**DATA FOR THE TASK:**

#####

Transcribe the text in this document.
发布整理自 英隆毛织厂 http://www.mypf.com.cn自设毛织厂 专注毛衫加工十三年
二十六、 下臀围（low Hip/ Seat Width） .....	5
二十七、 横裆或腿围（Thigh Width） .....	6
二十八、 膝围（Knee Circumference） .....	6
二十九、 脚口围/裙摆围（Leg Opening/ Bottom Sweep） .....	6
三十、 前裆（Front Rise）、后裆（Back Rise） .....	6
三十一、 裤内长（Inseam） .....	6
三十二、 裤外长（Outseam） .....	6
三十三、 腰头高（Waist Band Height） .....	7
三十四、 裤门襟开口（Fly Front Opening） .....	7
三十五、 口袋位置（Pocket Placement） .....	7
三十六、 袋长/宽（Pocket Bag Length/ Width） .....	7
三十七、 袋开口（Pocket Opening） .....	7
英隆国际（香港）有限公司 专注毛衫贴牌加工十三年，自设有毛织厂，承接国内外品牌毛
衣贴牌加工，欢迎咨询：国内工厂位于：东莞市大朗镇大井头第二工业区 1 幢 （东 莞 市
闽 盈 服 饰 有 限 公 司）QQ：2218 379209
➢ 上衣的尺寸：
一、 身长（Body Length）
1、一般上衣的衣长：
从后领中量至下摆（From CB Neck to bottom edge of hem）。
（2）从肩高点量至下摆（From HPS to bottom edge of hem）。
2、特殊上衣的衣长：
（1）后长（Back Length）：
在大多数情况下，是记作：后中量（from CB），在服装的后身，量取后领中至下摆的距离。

#####

**WHAT THE TASK ASKS:** Exact output of every entry is required.

**COMPLETED EXERCISE:**
Transcribe the text in this document.
发布整理自 英隆毛织厂 http://www.mypf.com.cn自设毛织厂 专注毛衫加工十三年
二十六、 下臀围（low Hip/ Seat Width） .....	5
二十七、 横裆或腿围（Thigh Width） .....	6
二十八、 膝围（Knee Circumference） .....	6
二十九、 脚口围/裙摆围（Leg Opening/ Bottom Sweep） .....	6
三十、 前裆（Front Rise）、后裆（Back Rise） .....	6
三十一、 裤内长（Inseam） .....	6
三十二、 裤外长（Outseam） .....	6
三十三、 腰头高（Waist Band Height） .....	7
三十四、 裤门襟开口（Fly Front Opening） .....	7
三十五、 口袋位置（Pocket Placement） .....	7
三十六、 袋长/宽（Pocket Bag Length/ Width） .....	7
三十七、 袋开口（Pocket Opening） .....	7
英隆国际（香港）有限公司 专注毛衫贴牌加工十三年，自设有毛织厂，承接国内外品牌毛
衣贴牌加工，欢迎咨询：国内工厂位于：东莞市大朗镇大井头第二工业区 1 幢 （东 莞 市
闽 盈 服 饰 有 限 公 司）QQ：2218 379209
➢ 上衣的尺寸：
一、 身长（Body Length）
1、一般上衣的衣长：
从后领中量至下摆（From CB Neck to bottom edge of hem）。
（2）从肩高点量至下摆（From HPS to bottom edge of hem）。
2、特殊上衣的衣长：
（1）后长（Back Length）：
在大多数情况下，是记作：后中量（from CB），在服装的后身，量取后领中至下摆的距离。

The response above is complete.